# start of Information provided

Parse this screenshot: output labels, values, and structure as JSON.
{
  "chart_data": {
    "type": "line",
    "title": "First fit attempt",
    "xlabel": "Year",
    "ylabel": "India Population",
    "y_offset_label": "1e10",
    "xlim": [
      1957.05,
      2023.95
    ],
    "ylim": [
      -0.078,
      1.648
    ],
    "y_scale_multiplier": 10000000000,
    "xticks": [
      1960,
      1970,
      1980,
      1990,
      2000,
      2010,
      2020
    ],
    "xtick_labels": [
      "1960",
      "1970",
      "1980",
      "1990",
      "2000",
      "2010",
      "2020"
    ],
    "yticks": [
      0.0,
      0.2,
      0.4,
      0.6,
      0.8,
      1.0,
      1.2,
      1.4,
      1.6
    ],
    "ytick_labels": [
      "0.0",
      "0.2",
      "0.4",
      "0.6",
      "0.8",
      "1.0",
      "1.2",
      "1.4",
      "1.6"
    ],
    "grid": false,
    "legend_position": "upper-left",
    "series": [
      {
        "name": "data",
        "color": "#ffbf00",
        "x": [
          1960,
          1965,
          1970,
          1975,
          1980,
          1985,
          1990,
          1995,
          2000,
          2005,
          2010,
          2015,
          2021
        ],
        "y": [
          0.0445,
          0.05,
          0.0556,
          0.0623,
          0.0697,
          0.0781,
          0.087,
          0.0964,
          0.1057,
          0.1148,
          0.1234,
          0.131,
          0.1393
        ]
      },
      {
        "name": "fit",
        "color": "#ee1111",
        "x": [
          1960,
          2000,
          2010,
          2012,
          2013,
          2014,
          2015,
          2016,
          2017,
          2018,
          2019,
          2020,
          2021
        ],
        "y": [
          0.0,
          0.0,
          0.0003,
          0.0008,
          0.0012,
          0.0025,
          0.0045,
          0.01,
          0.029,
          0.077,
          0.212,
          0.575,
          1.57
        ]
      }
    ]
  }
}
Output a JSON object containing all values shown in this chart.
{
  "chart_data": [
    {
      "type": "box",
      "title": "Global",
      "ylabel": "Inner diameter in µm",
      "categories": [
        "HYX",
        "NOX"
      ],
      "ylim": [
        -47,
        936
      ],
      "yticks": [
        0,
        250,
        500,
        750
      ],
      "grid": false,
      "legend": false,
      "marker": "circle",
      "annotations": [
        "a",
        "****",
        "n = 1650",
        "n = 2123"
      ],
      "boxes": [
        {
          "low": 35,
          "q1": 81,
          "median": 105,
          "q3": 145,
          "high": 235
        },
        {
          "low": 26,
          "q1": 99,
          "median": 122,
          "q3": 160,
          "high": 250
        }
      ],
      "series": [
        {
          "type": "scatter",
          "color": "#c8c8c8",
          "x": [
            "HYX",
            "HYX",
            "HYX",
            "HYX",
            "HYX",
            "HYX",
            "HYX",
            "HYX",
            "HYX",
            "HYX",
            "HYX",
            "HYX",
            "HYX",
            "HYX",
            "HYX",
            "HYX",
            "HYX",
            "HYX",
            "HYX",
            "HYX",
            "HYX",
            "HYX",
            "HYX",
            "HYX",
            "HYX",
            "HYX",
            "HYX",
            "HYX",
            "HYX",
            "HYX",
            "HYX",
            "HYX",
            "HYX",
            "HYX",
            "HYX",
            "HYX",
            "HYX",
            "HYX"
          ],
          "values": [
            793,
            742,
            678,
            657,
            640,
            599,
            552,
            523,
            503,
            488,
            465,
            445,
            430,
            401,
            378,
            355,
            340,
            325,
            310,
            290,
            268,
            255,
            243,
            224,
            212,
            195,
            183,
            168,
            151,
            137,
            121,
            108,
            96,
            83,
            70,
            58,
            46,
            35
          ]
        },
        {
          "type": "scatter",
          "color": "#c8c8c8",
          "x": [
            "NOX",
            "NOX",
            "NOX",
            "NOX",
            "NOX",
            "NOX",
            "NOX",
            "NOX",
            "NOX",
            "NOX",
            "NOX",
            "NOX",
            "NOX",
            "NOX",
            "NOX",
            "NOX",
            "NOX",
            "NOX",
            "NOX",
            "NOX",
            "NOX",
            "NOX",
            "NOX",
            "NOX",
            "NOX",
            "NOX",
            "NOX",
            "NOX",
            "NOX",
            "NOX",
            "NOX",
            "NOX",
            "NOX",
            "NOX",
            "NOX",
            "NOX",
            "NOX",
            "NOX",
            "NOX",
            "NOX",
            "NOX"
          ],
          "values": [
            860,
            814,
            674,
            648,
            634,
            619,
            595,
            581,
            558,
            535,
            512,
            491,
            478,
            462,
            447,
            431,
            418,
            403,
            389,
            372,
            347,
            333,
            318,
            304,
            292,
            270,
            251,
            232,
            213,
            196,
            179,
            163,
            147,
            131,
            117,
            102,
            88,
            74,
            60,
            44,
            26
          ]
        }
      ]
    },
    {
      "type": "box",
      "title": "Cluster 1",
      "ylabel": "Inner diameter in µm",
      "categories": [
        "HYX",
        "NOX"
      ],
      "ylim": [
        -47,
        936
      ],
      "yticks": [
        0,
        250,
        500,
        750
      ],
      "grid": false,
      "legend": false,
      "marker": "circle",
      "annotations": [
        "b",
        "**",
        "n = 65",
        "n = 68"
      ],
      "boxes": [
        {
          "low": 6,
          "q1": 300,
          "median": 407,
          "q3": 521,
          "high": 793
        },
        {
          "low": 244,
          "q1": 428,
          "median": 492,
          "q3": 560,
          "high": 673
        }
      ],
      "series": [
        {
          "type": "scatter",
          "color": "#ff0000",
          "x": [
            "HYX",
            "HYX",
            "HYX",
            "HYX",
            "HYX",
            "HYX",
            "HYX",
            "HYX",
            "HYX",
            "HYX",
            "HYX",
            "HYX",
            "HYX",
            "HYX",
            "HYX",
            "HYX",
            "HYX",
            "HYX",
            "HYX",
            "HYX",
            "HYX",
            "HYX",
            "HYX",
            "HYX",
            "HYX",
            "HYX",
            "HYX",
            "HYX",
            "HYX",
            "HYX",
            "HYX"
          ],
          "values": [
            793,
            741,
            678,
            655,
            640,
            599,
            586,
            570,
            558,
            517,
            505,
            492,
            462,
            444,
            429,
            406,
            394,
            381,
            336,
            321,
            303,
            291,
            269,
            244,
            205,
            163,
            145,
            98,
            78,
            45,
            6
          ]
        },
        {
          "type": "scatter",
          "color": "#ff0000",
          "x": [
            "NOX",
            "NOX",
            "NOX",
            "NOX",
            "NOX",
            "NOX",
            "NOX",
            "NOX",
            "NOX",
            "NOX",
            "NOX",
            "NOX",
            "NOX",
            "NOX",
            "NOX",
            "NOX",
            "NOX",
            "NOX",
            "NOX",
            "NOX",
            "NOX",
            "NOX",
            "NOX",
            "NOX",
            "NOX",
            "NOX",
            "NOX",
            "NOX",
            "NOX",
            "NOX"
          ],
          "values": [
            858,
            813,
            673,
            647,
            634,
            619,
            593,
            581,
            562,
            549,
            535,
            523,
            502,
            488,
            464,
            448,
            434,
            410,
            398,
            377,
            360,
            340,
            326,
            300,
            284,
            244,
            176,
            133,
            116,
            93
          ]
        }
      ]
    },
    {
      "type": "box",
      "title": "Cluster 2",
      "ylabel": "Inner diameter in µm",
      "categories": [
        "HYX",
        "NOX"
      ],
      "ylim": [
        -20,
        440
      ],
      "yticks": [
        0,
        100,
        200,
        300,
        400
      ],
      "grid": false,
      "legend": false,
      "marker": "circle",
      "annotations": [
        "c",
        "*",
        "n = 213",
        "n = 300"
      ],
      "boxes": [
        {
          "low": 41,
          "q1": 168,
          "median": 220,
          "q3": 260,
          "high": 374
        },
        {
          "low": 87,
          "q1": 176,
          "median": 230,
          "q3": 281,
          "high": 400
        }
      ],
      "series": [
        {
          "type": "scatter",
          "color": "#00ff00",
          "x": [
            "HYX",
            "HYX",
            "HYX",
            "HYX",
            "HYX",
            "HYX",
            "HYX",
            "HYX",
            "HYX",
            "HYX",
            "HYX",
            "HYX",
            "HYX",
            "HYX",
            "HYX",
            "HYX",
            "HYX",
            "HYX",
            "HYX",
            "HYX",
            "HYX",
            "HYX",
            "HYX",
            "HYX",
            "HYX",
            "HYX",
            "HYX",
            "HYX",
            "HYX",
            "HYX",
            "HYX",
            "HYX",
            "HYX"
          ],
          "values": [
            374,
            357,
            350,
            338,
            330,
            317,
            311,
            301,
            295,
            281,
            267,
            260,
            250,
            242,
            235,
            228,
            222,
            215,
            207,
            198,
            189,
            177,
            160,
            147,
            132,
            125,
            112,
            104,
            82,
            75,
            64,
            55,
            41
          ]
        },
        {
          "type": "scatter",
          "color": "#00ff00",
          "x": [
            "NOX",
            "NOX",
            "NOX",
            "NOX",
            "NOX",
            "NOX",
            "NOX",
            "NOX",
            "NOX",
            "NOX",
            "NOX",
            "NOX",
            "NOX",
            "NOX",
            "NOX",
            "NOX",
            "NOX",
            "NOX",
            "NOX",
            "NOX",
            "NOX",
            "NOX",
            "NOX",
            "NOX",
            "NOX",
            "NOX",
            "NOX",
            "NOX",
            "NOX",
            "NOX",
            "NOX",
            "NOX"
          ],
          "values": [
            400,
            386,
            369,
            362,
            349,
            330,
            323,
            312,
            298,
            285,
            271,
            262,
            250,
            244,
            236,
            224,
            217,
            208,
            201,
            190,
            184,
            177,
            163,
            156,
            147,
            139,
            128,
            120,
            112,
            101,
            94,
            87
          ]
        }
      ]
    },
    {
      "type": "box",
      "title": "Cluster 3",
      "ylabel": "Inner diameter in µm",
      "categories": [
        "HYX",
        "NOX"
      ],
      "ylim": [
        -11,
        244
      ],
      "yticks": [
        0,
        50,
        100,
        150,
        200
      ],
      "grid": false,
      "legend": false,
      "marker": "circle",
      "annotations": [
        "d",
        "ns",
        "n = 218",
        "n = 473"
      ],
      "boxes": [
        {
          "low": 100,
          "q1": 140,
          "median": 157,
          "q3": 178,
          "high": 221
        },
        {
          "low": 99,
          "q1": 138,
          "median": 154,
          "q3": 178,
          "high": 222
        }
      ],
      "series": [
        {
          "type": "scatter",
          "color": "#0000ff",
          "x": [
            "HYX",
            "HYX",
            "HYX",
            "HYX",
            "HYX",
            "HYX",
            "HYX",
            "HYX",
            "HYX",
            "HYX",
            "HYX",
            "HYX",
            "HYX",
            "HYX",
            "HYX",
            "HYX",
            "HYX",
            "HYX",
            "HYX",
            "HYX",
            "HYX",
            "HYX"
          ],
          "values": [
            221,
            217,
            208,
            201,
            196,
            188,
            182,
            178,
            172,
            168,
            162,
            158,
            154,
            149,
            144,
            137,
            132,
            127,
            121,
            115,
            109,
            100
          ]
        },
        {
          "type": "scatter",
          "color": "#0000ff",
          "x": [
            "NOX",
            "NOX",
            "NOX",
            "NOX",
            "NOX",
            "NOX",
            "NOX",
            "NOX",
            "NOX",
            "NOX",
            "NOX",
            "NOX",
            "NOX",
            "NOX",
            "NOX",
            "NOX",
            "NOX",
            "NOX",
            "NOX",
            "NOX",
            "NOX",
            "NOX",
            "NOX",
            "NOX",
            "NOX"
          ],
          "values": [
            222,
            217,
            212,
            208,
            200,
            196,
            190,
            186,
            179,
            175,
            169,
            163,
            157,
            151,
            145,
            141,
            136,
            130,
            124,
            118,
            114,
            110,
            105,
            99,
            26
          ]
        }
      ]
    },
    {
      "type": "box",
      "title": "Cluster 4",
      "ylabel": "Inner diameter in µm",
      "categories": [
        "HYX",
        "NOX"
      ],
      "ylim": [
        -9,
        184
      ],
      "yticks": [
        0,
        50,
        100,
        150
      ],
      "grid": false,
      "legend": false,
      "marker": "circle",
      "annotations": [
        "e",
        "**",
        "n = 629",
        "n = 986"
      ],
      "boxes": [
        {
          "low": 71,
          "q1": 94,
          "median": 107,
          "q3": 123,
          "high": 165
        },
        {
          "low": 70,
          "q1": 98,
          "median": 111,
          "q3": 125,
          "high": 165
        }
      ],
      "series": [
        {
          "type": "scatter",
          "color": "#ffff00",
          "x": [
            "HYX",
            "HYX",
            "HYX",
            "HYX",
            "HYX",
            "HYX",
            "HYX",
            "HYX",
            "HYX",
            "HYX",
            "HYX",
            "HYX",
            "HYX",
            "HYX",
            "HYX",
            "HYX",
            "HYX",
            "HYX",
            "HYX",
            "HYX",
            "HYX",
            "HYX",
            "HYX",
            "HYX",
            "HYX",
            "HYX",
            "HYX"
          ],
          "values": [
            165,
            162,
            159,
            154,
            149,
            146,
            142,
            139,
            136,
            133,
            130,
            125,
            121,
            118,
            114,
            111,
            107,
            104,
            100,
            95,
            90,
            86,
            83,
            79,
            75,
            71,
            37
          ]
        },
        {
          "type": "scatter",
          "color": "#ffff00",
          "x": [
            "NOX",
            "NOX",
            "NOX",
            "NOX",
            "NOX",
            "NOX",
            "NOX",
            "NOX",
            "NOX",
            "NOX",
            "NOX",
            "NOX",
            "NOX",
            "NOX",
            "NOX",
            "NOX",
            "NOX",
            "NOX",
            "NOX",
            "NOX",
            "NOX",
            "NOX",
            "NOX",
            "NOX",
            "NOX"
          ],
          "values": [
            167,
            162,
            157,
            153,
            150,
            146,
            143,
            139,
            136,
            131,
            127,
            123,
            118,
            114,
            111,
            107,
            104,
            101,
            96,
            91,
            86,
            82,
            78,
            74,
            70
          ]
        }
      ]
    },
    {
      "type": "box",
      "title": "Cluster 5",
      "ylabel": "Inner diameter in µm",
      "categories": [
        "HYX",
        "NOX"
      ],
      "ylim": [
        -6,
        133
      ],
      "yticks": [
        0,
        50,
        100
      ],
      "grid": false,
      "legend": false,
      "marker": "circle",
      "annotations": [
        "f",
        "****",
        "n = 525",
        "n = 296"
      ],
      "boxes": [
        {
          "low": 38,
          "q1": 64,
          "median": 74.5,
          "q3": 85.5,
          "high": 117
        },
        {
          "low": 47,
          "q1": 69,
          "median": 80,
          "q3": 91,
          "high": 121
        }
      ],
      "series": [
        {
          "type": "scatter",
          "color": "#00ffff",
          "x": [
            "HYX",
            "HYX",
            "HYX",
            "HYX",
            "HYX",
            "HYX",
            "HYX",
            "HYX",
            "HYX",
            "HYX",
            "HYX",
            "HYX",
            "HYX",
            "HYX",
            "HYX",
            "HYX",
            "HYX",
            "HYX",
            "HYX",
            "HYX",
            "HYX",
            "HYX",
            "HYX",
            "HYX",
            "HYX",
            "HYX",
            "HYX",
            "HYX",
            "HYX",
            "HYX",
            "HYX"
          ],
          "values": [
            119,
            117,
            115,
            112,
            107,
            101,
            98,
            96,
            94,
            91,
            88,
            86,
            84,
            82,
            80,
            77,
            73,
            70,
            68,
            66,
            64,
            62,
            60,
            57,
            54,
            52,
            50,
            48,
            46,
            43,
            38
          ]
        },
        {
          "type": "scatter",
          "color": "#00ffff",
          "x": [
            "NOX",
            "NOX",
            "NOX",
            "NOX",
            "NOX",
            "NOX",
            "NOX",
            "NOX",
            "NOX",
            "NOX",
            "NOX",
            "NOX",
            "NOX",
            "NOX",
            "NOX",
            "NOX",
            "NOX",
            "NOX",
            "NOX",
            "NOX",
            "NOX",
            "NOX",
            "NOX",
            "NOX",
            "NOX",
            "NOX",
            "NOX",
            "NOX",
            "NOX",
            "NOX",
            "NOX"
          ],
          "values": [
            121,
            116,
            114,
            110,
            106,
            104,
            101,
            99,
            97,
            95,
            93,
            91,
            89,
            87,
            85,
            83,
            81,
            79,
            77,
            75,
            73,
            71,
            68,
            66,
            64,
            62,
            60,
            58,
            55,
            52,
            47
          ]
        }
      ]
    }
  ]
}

# end of Information provided

What needs to be done:
Find the word "median" and list each line it appears in.

Exercise output:
          "median": 105,
          "median": 122,
          "median": 407,
          "median": 492,
          "median": 220,
          "median": 230,
          "median": 157,
          "median": 154,
          "median": 107,
          "median": 111,
          "median": 74.5,
          "median": 80,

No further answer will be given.